Page text dataset records
--*--

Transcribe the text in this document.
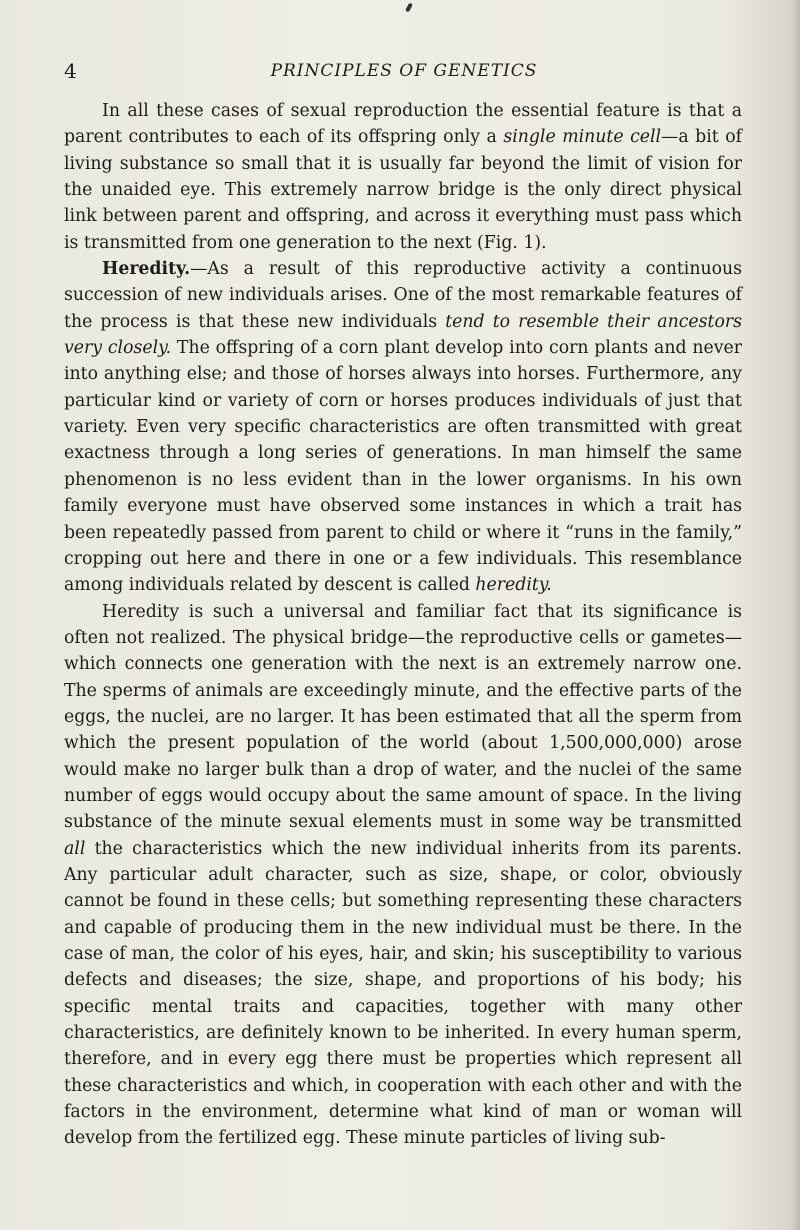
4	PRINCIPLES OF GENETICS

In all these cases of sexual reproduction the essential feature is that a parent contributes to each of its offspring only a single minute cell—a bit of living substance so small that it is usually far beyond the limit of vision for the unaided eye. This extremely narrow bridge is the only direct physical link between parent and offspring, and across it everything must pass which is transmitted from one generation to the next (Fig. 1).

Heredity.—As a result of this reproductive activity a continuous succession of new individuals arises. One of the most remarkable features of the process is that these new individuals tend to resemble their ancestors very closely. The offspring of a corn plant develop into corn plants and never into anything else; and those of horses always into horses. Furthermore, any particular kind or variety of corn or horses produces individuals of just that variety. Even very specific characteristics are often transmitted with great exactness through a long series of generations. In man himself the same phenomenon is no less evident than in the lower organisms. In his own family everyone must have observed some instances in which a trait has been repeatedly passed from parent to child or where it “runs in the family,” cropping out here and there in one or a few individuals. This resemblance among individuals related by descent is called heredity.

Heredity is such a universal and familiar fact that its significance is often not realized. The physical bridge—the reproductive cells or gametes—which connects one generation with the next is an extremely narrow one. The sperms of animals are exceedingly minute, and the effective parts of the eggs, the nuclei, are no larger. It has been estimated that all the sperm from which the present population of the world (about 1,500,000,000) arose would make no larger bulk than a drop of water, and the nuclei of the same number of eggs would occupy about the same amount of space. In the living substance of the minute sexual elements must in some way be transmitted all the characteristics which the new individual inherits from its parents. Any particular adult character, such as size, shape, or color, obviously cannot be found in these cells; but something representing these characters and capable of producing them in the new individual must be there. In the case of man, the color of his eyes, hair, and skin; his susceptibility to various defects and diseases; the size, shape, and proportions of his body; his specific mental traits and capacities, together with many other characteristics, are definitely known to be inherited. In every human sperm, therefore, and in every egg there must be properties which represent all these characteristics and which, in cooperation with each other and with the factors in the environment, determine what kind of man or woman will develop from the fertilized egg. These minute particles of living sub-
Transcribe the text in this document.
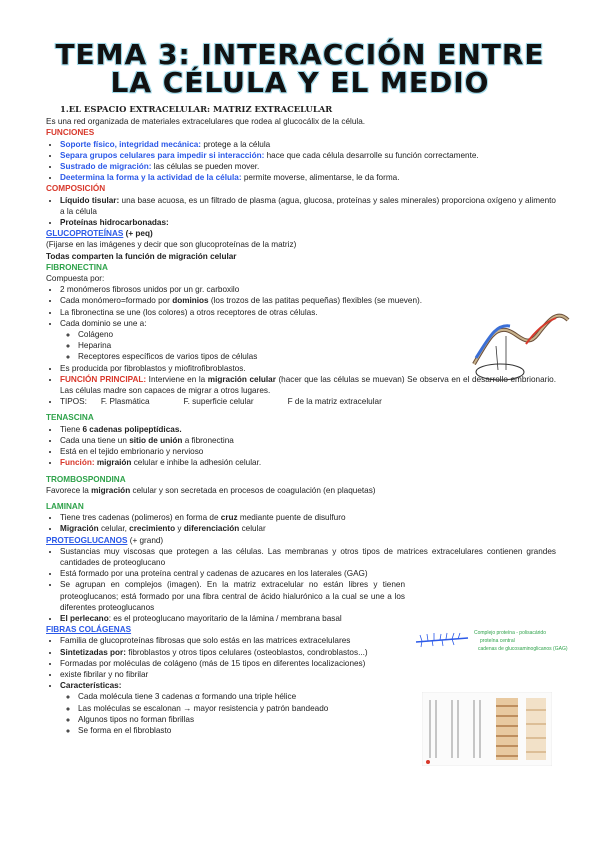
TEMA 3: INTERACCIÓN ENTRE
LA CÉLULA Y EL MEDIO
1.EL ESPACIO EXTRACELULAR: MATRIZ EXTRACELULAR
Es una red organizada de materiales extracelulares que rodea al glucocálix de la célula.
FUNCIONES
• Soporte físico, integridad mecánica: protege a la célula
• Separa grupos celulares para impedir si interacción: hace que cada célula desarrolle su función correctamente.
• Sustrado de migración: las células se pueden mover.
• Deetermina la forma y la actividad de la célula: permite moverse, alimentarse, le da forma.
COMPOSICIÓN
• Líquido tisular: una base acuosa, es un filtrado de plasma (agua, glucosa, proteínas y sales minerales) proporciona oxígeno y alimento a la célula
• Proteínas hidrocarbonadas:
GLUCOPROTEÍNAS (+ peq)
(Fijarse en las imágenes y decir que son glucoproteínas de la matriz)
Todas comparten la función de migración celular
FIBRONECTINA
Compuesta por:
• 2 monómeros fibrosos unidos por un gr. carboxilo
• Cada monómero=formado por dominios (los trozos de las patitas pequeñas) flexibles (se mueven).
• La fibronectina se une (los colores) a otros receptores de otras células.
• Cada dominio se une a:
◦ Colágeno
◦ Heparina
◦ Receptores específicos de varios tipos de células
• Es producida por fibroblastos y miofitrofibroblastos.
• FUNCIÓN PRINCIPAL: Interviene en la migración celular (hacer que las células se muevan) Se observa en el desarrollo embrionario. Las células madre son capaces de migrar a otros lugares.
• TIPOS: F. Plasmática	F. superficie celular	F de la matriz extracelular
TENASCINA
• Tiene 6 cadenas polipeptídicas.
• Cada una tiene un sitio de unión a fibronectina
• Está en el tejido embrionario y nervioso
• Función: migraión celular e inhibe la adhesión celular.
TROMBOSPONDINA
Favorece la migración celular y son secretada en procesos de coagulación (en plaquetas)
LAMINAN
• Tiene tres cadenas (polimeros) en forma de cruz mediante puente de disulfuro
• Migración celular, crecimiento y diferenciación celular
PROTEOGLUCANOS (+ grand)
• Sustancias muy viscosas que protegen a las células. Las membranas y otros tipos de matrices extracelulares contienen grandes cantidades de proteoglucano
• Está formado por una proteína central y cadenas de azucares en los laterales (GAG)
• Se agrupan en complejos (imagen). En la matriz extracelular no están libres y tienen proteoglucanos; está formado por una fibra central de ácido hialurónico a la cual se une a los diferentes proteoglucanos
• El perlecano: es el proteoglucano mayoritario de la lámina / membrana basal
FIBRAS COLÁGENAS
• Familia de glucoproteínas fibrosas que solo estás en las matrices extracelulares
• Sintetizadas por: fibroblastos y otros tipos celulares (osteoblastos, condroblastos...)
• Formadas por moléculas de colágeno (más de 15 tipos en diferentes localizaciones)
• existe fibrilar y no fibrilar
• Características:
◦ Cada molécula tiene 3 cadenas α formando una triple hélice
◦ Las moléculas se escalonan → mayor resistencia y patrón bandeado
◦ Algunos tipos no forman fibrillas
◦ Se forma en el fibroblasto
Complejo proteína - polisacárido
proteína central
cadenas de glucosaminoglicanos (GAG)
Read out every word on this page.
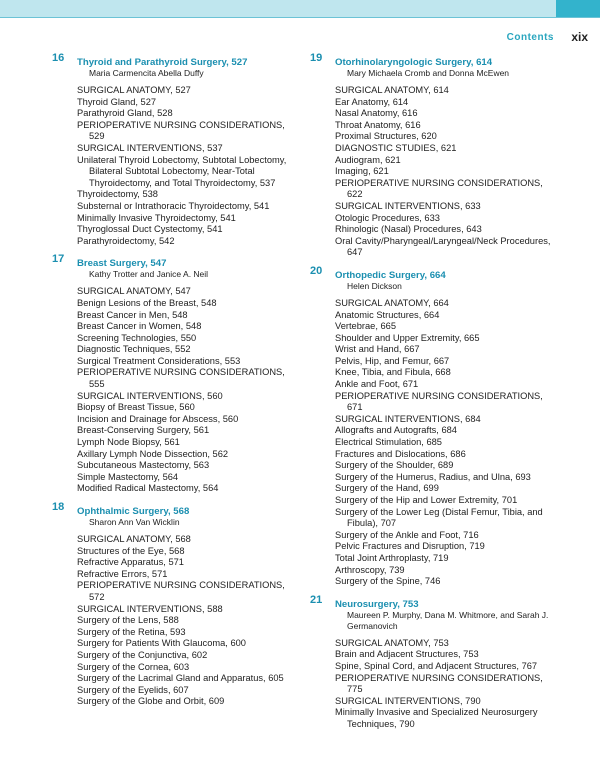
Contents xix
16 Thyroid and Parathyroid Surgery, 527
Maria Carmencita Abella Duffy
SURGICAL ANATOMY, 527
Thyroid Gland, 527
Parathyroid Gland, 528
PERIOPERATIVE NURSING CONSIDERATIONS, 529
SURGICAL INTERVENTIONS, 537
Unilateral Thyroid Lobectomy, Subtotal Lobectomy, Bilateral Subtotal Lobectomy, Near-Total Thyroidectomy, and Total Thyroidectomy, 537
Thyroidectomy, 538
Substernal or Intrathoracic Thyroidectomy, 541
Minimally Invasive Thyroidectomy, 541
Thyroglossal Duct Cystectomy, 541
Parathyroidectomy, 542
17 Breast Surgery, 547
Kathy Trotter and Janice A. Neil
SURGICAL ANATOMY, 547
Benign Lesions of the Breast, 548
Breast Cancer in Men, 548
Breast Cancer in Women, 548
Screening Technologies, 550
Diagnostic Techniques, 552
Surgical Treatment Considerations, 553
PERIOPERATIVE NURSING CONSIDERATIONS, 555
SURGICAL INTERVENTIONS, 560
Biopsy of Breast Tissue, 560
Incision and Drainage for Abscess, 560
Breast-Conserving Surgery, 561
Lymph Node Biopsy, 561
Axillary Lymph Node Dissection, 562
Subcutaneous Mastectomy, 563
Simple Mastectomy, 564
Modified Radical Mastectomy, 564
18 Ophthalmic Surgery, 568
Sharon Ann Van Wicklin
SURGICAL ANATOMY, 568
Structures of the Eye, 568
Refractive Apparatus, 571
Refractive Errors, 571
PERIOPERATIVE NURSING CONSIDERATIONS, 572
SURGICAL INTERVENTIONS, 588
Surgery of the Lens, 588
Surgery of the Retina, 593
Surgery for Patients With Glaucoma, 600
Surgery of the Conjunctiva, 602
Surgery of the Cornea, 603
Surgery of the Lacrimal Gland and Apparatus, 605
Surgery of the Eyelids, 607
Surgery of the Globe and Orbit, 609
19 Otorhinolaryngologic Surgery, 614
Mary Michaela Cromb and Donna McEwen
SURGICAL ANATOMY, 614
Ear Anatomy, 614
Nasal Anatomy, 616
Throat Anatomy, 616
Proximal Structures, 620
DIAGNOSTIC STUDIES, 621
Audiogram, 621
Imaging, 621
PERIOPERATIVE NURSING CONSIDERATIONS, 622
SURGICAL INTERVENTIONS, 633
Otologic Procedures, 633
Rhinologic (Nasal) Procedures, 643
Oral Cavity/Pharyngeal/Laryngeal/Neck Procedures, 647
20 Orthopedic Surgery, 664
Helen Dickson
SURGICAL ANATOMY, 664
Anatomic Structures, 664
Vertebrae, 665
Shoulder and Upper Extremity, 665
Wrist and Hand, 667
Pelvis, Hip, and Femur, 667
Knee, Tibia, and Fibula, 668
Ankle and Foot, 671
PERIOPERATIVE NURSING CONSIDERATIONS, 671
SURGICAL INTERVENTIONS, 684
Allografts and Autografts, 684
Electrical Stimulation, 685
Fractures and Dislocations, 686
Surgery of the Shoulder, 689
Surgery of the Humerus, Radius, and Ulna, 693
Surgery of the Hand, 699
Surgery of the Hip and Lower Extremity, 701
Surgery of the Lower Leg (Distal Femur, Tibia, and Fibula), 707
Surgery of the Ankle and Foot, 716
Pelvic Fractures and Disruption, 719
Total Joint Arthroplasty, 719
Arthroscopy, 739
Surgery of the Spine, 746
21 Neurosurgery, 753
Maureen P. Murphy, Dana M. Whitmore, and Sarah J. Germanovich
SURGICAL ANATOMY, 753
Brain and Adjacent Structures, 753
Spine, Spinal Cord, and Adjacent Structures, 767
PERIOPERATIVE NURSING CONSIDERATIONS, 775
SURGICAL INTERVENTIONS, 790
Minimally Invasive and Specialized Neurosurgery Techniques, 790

--*--

Every line above that holds the string "Shoulder" should be copied out.

Shoulder and Upper Extremity, 665
Surgery of the Shoulder, 689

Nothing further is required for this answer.